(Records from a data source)
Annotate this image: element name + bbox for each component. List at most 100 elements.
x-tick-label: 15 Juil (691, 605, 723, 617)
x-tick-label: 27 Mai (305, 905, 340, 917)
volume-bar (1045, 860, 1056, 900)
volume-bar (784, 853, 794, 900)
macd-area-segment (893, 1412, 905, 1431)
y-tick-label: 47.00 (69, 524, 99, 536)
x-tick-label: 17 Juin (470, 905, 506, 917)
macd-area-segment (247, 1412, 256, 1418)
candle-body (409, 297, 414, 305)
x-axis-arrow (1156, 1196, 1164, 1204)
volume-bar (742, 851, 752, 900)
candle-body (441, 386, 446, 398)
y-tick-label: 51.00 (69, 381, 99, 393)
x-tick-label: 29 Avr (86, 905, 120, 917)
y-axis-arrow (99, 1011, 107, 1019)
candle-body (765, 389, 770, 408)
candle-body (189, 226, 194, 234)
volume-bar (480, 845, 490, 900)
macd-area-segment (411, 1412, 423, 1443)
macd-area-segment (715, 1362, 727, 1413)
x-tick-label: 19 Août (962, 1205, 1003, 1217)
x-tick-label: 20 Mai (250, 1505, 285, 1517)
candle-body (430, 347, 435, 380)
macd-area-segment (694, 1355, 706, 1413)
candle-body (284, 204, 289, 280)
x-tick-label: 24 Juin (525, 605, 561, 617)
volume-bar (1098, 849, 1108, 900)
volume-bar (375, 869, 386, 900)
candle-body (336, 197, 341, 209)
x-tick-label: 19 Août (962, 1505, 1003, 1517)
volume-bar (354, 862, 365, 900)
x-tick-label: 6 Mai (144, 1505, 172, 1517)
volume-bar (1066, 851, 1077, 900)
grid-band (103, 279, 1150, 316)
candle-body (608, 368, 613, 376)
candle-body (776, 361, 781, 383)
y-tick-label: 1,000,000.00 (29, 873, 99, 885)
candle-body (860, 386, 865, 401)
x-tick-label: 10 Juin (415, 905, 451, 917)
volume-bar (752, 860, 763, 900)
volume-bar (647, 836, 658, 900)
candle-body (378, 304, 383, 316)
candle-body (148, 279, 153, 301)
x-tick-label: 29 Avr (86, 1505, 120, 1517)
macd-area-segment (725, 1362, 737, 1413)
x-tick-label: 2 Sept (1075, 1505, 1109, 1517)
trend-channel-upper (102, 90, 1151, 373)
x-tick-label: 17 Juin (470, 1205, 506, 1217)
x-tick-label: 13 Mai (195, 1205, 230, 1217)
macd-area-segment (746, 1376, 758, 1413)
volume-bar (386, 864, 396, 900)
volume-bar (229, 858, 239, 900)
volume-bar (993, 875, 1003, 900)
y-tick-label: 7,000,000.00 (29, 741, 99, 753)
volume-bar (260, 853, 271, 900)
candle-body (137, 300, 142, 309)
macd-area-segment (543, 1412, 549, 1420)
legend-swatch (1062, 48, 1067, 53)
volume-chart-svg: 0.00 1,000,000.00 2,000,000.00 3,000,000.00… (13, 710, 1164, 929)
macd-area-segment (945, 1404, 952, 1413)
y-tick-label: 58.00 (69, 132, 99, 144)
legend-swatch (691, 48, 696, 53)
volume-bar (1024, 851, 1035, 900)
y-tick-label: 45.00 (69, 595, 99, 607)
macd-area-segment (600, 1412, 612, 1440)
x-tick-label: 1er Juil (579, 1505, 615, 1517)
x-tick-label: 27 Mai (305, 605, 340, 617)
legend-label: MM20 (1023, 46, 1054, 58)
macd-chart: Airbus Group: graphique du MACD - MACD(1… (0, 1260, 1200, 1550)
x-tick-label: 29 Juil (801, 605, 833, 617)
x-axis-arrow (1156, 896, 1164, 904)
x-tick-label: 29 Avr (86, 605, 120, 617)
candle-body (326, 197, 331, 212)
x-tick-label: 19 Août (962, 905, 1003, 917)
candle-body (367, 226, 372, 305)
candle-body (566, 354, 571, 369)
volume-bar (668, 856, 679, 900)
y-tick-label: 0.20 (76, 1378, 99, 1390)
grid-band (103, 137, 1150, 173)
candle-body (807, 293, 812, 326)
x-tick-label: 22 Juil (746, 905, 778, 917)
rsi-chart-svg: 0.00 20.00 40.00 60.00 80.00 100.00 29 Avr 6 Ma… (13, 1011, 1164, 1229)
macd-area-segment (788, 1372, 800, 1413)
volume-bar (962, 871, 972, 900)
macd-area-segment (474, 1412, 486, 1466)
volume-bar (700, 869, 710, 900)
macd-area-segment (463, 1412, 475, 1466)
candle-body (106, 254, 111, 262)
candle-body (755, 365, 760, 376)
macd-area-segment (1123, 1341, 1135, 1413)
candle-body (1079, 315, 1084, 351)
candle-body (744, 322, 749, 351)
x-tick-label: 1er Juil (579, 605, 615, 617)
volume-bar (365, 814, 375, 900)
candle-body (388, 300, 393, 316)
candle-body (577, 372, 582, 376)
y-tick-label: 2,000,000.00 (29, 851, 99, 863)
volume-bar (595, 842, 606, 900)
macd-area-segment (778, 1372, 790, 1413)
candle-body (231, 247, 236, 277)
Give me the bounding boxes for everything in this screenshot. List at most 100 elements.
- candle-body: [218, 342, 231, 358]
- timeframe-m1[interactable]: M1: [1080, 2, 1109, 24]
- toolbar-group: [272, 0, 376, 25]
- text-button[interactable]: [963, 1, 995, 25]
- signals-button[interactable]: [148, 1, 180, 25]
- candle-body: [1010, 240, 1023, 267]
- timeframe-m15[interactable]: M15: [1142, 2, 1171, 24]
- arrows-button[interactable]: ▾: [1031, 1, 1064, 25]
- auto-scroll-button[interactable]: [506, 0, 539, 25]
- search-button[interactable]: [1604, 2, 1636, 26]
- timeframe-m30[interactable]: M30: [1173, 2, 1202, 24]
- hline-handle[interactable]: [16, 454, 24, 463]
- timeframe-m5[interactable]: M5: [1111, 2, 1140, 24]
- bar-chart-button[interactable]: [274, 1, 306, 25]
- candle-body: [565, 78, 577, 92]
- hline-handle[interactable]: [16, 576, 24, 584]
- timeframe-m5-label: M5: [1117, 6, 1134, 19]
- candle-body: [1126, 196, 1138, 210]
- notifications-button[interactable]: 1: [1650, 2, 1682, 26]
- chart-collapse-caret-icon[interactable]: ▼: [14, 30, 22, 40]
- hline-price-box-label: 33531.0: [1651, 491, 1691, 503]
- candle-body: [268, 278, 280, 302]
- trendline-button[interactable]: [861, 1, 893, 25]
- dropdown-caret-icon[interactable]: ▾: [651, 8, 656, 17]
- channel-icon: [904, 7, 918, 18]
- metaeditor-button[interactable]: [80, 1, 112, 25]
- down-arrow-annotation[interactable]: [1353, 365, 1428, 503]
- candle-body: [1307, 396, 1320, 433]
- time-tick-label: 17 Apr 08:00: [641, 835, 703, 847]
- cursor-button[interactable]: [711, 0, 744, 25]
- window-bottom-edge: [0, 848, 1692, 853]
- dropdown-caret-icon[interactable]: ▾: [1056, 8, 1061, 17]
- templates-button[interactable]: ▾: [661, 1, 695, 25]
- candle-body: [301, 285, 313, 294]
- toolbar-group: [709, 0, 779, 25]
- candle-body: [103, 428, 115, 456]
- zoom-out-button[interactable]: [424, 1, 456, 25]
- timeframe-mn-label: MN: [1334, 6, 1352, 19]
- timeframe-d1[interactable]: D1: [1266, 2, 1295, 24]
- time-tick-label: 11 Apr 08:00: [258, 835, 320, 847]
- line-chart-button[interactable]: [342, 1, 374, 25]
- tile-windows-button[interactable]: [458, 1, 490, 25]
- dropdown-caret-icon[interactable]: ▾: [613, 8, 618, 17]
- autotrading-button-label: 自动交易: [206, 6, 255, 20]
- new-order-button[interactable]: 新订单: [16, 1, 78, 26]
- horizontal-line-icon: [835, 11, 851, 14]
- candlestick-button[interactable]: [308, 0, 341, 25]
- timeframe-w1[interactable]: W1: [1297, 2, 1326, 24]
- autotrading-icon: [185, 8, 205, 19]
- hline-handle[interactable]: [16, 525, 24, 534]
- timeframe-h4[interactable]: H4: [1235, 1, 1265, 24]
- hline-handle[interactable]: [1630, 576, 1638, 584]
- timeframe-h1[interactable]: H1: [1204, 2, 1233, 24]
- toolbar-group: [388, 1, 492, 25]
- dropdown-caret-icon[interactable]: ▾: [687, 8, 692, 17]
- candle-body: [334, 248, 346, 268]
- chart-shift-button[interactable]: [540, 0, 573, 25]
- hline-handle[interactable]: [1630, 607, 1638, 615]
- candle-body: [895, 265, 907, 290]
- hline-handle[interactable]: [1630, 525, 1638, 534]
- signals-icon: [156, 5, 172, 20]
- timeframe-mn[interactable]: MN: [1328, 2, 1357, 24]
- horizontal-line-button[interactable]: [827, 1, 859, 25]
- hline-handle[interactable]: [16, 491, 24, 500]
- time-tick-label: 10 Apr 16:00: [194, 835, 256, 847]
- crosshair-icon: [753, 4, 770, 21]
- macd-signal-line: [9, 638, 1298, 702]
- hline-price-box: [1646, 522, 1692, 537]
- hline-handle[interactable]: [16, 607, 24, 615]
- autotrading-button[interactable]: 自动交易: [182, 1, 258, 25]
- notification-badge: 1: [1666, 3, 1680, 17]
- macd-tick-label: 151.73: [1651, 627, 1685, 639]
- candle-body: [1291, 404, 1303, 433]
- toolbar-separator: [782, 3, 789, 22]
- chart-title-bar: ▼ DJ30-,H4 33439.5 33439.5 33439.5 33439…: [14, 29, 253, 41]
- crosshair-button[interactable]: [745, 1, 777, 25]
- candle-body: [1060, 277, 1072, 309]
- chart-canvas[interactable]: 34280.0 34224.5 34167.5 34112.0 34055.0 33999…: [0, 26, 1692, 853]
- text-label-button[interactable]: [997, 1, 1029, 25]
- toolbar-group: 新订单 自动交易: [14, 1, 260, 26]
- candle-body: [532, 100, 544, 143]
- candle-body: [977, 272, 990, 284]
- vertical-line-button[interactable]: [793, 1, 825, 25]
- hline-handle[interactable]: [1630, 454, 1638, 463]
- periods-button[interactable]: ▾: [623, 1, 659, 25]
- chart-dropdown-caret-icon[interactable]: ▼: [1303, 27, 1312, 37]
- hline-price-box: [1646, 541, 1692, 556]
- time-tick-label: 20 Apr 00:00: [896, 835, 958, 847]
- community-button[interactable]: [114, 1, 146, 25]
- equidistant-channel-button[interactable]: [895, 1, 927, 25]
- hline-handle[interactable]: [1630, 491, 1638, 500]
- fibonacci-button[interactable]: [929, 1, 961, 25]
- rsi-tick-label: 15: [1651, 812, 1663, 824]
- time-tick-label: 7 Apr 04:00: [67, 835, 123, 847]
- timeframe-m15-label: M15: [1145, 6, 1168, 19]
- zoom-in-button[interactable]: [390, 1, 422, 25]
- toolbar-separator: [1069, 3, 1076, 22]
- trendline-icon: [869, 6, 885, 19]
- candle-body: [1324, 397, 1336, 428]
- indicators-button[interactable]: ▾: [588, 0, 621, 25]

▶ **Written exercise**:
Copy the records above word for word, from their first line through the line that contains "candle-body (441, 386, 446, 398)".

▶ **Exercise result**:
Annotate this image: element name + bbox for each component. List at most 100 elements.
x-tick-label: 15 Juil (691, 605, 723, 617)
x-tick-label: 27 Mai (305, 905, 340, 917)
volume-bar (1045, 860, 1056, 900)
volume-bar (784, 853, 794, 900)
macd-area-segment (893, 1412, 905, 1431)
y-tick-label: 47.00 (69, 524, 99, 536)
x-tick-label: 17 Juin (470, 905, 506, 917)
macd-area-segment (247, 1412, 256, 1418)
candle-body (409, 297, 414, 305)
x-axis-arrow (1156, 1196, 1164, 1204)
volume-bar (742, 851, 752, 900)
candle-body (441, 386, 446, 398)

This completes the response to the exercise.